-- Short task --
Locate every line in the records below that contains the word "name", and copy each one.

========================================

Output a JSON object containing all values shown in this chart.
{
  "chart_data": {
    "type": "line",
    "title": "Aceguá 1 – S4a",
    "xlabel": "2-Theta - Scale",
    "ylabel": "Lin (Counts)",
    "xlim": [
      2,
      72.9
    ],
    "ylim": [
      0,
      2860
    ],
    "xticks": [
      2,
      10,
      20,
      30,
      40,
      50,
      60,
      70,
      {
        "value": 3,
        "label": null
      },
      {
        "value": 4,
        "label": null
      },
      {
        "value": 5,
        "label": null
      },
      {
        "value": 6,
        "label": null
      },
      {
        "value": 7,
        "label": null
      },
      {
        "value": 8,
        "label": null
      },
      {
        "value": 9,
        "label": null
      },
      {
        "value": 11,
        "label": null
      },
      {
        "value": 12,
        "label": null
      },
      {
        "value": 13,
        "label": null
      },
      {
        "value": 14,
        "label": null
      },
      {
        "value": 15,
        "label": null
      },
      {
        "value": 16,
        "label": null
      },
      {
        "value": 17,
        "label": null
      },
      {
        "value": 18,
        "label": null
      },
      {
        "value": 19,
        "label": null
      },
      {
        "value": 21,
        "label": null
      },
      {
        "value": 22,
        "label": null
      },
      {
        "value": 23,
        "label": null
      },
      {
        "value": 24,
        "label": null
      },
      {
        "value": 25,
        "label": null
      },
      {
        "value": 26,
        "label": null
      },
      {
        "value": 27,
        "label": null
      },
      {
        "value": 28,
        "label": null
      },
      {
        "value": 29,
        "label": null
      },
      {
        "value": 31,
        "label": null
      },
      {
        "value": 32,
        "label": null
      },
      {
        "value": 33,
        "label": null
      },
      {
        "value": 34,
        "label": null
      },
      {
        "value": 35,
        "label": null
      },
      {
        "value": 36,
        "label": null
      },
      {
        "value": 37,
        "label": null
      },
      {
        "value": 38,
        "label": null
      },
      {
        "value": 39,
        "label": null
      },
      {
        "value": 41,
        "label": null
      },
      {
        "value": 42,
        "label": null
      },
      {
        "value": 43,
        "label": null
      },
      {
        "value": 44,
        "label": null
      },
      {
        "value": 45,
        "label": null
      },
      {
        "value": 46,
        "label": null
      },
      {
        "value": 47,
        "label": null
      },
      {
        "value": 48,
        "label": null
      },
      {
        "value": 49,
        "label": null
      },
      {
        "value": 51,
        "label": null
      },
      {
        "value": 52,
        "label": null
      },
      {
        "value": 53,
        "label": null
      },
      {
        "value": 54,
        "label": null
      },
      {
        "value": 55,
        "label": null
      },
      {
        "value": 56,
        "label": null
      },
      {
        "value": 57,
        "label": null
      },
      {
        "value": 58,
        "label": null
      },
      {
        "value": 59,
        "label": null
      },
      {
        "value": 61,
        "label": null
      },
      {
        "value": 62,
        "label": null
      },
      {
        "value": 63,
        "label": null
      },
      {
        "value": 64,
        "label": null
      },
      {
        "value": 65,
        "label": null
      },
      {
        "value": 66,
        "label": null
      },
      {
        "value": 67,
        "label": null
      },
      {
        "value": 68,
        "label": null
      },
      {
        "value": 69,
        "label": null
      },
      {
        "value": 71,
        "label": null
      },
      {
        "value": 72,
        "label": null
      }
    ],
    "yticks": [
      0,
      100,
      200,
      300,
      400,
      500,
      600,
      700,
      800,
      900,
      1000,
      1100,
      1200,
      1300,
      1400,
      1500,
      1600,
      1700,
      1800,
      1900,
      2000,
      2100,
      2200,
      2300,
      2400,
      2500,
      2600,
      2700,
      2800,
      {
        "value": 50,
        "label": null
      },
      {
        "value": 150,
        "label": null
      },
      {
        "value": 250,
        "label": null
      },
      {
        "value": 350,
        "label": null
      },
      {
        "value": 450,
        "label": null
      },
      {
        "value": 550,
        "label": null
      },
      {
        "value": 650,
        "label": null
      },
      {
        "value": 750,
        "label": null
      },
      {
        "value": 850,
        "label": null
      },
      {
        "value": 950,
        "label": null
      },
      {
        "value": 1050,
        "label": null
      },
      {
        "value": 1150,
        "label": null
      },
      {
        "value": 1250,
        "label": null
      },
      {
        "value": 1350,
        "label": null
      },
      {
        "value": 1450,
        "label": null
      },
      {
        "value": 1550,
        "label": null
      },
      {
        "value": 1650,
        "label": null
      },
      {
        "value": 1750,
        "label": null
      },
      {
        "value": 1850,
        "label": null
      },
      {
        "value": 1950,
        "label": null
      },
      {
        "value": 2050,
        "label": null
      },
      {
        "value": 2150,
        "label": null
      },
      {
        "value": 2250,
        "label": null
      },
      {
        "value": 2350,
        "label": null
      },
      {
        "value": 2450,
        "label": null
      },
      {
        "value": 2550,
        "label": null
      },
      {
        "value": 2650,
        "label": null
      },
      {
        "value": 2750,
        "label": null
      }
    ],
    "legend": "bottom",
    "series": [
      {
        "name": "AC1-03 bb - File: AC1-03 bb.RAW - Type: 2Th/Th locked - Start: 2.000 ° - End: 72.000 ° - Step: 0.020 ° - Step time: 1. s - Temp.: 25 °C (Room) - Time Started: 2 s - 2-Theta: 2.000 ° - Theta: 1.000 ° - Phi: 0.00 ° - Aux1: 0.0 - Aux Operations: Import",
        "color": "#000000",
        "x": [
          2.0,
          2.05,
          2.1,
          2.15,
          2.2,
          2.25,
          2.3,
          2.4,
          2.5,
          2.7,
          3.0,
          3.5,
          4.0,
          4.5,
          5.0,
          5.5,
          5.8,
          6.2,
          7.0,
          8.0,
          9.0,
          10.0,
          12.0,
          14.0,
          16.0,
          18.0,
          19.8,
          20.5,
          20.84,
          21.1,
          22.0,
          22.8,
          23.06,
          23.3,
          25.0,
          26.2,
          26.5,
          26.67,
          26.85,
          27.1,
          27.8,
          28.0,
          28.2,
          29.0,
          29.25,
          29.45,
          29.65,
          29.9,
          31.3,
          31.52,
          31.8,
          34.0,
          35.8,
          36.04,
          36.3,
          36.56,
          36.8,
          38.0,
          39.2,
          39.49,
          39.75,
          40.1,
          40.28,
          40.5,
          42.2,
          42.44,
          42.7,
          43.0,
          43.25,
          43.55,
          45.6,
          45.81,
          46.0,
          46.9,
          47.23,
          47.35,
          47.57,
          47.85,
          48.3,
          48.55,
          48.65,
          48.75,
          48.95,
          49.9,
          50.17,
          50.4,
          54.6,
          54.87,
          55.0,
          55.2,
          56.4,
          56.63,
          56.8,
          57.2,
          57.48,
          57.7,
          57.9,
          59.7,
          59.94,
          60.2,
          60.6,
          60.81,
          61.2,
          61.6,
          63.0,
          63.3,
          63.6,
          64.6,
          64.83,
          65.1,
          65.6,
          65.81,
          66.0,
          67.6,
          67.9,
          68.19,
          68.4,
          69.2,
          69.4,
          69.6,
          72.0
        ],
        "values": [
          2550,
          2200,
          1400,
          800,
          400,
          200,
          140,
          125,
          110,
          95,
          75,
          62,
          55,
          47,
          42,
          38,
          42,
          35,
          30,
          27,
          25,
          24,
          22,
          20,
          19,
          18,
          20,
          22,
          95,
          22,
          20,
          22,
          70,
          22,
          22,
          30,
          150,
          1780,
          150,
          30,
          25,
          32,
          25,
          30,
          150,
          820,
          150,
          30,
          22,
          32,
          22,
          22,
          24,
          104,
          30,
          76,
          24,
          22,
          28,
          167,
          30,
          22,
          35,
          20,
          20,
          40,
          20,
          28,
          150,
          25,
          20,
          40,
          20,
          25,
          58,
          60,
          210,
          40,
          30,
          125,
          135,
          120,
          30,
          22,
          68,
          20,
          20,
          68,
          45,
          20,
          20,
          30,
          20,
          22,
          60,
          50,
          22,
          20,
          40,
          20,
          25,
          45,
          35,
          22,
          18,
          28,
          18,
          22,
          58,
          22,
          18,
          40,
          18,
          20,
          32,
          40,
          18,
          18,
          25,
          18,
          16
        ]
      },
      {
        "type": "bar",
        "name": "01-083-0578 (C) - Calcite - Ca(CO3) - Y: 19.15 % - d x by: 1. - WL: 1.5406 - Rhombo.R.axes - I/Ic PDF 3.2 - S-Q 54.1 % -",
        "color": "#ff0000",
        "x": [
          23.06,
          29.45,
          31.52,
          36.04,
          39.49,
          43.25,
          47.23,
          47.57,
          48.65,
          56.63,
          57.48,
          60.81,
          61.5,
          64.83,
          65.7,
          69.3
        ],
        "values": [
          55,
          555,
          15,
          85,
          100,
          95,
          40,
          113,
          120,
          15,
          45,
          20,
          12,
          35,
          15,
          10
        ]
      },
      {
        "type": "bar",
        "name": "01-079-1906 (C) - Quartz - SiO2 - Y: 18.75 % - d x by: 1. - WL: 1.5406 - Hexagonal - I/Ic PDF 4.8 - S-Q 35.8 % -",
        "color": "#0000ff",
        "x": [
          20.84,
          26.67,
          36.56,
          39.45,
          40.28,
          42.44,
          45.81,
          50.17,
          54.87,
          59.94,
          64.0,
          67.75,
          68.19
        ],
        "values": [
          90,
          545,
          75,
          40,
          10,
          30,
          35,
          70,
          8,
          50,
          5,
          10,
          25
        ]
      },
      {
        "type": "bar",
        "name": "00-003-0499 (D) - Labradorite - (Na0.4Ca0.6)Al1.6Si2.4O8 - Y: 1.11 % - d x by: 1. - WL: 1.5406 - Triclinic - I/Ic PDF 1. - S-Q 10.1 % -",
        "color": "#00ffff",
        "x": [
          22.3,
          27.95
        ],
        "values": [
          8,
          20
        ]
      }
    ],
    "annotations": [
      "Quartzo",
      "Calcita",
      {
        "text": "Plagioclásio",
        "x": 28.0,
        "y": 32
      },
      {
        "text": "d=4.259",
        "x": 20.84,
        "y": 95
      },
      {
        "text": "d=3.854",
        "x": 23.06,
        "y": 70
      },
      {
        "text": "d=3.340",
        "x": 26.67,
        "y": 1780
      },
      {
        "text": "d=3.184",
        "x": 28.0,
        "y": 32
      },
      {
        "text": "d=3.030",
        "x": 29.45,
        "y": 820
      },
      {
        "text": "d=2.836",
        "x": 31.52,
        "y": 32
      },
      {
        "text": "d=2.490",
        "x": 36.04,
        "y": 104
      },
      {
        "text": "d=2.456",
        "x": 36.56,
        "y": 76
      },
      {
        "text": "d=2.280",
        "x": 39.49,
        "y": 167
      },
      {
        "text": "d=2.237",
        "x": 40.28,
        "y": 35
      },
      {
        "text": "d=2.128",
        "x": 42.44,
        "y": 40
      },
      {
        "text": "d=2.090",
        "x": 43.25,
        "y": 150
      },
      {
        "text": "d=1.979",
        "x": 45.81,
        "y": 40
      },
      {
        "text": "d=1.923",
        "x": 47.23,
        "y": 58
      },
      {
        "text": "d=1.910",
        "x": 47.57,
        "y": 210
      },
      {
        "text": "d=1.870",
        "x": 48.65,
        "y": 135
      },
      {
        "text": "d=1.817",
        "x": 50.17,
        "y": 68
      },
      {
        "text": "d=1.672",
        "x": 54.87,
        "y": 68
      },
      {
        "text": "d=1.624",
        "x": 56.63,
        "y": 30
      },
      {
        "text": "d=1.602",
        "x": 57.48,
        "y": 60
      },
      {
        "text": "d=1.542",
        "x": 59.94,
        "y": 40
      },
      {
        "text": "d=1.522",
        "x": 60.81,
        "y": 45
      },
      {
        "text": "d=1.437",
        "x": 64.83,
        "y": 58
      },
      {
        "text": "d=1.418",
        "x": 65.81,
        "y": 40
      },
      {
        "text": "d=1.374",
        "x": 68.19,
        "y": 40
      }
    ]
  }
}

========================================

-- Reply to the exercise --
        "name": "AC1-03 bb - File: AC1-03 bb.RAW - Type: 2Th/Th locked - Start: 2.000 ° - End: 72.000 ° - Step: 0.020 ° - Step time: 1. s - Temp.: 25 °C (Room) - Time Started: 2 s - 2-Theta: 2.000 ° - Theta: 1.000 ° - Phi: 0.00 ° - Aux1: 0.0 - Aux Operations: Import",
        "name": "01-083-0578 (C) - Calcite - Ca(CO3) - Y: 19.15 % - d x by: 1. - WL: 1.5406 - Rhombo.R.axes - I/Ic PDF 3.2 - S-Q 54.1 % -",
        "name": "01-079-1906 (C) - Quartz - SiO2 - Y: 18.75 % - d x by: 1. - WL: 1.5406 - Hexagonal - I/Ic PDF 4.8 - S-Q 35.8 % -",
        "name": "00-003-0499 (D) - Labradorite - (Na0.4Ca0.6)Al1.6Si2.4O8 - Y: 1.11 % - d x by: 1. - WL: 1.5406 - Triclinic - I/Ic PDF 1. - S-Q 10.1 % -",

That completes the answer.